== Objective ==
Keep every line where the word "removal" appears; drop the rest.
--- BEGIN ---
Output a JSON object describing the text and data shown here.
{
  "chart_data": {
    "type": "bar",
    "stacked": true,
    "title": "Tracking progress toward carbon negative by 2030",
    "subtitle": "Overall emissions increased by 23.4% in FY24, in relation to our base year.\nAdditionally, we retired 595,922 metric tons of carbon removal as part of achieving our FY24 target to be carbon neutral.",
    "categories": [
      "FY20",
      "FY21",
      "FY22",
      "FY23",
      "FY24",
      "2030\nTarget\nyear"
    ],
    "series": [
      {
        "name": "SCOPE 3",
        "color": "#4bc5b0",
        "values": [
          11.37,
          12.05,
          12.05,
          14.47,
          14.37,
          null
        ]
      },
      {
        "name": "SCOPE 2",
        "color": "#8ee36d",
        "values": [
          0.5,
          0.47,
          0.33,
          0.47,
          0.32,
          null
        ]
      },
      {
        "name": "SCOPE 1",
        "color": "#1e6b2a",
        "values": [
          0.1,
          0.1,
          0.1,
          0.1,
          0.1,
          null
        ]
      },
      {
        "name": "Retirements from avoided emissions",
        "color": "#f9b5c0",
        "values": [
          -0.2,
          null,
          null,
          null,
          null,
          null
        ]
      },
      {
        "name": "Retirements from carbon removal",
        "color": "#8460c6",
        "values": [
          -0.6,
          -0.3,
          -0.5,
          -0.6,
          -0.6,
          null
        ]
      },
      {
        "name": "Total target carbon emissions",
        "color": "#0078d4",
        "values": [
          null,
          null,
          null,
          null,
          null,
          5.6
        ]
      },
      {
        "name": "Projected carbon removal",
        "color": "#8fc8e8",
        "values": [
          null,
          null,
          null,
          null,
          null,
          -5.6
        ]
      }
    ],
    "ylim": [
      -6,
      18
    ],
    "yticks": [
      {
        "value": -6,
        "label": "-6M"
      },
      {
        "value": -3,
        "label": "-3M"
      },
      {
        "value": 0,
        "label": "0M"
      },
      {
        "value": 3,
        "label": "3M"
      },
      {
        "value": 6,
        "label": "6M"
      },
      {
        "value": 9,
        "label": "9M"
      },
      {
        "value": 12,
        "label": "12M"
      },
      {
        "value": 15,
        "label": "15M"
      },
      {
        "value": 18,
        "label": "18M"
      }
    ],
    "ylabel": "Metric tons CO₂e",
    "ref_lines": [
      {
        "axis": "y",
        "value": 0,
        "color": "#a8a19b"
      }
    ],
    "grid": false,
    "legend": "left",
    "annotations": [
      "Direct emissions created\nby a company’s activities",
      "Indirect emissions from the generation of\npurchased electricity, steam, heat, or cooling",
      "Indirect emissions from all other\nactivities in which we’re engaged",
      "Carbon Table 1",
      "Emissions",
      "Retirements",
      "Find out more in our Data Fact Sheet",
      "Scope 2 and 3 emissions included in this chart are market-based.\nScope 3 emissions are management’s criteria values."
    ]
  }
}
--- END ---
== Response ==
    "subtitle": "Overall emissions increased by 23.4% in FY24, in relation to our base year.\nAdditionally, we retired 595,922 metric tons of carbon removal as part of achieving our FY24 target to be carbon neutral.",
        "name": "Retirements from carbon removal",
        "name": "Projected carbon removal",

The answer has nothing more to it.